Directions » Print each line exactly as it is given.

Data in this exercise »
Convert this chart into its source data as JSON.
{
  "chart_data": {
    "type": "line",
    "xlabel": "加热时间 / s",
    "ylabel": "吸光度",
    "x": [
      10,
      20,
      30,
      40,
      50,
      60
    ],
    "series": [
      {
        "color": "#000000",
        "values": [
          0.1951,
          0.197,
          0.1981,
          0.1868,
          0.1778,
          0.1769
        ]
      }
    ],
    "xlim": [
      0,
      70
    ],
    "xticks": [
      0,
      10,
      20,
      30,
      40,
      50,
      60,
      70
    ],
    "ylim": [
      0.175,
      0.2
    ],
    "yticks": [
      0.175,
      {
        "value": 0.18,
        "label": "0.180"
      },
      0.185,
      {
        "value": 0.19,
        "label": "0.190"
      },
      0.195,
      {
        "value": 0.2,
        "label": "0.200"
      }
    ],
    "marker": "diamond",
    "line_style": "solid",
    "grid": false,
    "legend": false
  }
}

Written response »
Convert this chart into its source data as JSON.
{
  "chart_data": {
    "type": "line",
    "xlabel": "加热时间 / s",
    "ylabel": "吸光度",
    "x": [
      10,
      20,
      30,
      40,
      50,
      60
    ],
    "series": [
      {
        "color": "#000000",
        "values": [
          0.1951,
          0.197,
          0.1981,
          0.1868,
          0.1778,
          0.1769
        ]
      }
    ],
    "xlim": [
      0,
      70
    ],
    "xticks": [
      0,
      10,
      20,
      30,
      40,
      50,
      60,
      70
    ],
    "ylim": [
      0.175,
      0.2
    ],
    "yticks": [
      0.175,
      {
        "value": 0.18,
        "label": "0.180"
      },
      0.185,
      {
        "value": 0.19,
        "label": "0.190"
      },
      0.195,
      {
        "value": 0.2,
        "label": "0.200"
      }
    ],
    "marker": "diamond",
    "line_style": "solid",
    "grid": false,
    "legend": false
  }
}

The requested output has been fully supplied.